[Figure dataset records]
■ ■ ■

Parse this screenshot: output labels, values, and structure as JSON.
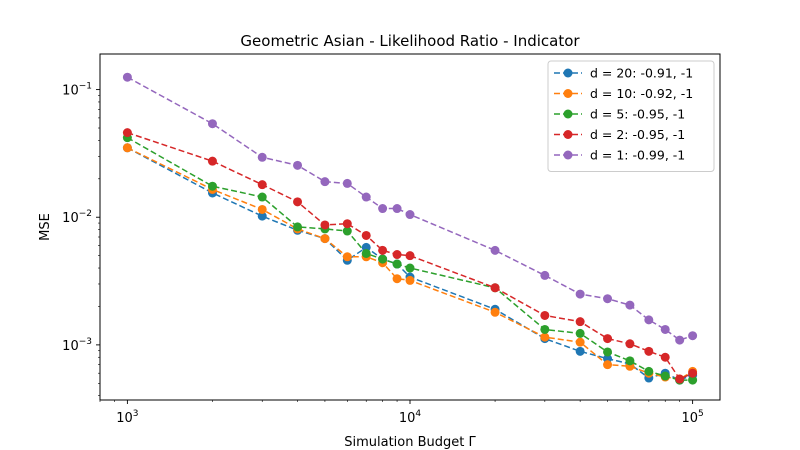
{
  "chart_data": {
    "type": "line",
    "title": "Geometric Asian - Likelihood Ratio - Indicator",
    "xlabel": "Simulation Budget Γ",
    "ylabel": "MSE",
    "xscale": "log",
    "yscale": "log",
    "xlim": [
      800,
      125000
    ],
    "ylim": [
      0.00037,
      0.19
    ],
    "grid": false,
    "legend_position": "top-right",
    "x_ticks": [
      {
        "value": 1000,
        "base": "10",
        "exp": "3"
      },
      {
        "value": 10000,
        "base": "10",
        "exp": "4"
      },
      {
        "value": 100000,
        "base": "10",
        "exp": "5"
      }
    ],
    "y_ticks": [
      {
        "value": 0.001,
        "base": "10",
        "exp": "−3"
      },
      {
        "value": 0.01,
        "base": "10",
        "exp": "−2"
      },
      {
        "value": 0.1,
        "base": "10",
        "exp": "−1"
      }
    ],
    "x": [
      1000,
      2000,
      3000,
      4000,
      5000,
      6000,
      7000,
      8000,
      9000,
      10000,
      20000,
      30000,
      40000,
      50000,
      60000,
      70000,
      80000,
      90000,
      100000
    ],
    "series": [
      {
        "name": "d = 20: -0.91, -1",
        "color": "#1f77b4",
        "values": [
          0.035,
          0.0155,
          0.0102,
          0.0079,
          0.0068,
          0.0046,
          0.0058,
          0.0047,
          0.0043,
          0.0034,
          0.0019,
          0.00112,
          0.00089,
          0.00078,
          0.00071,
          0.00055,
          0.0006,
          0.00053,
          0.00058
        ]
      },
      {
        "name": "d = 10: -0.92, -1",
        "color": "#ff7f0e",
        "values": [
          0.035,
          0.0165,
          0.0115,
          0.0081,
          0.0068,
          0.0049,
          0.0049,
          0.0044,
          0.0033,
          0.0032,
          0.0018,
          0.00115,
          0.00105,
          0.0007,
          0.00068,
          0.0006,
          0.00056,
          0.00054,
          0.00062
        ]
      },
      {
        "name": "d = 5: -0.95, -1",
        "color": "#2ca02c",
        "values": [
          0.042,
          0.0175,
          0.0144,
          0.0084,
          0.0081,
          0.0078,
          0.0052,
          0.0047,
          0.0043,
          0.004,
          0.0028,
          0.00132,
          0.00123,
          0.00088,
          0.00075,
          0.00062,
          0.00057,
          0.00053,
          0.00053
        ]
      },
      {
        "name": "d = 2: -0.95, -1",
        "color": "#d62728",
        "values": [
          0.046,
          0.0275,
          0.018,
          0.0132,
          0.0087,
          0.0089,
          0.0072,
          0.0055,
          0.0051,
          0.005,
          0.0028,
          0.0017,
          0.00152,
          0.00112,
          0.00102,
          0.00089,
          0.0008,
          0.00054,
          0.0006
        ]
      },
      {
        "name": "d = 1: -0.99, -1",
        "color": "#9467bd",
        "values": [
          0.125,
          0.054,
          0.0295,
          0.0255,
          0.019,
          0.0184,
          0.0144,
          0.0117,
          0.0117,
          0.0105,
          0.0055,
          0.0035,
          0.0025,
          0.0023,
          0.00205,
          0.00157,
          0.00132,
          0.00109,
          0.00118
        ]
      }
    ]
  }
}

■ ■ ■

__Description of the task__
Report how many lines of the records above contain the word "color", giving only the number.

__Answer for the task__
5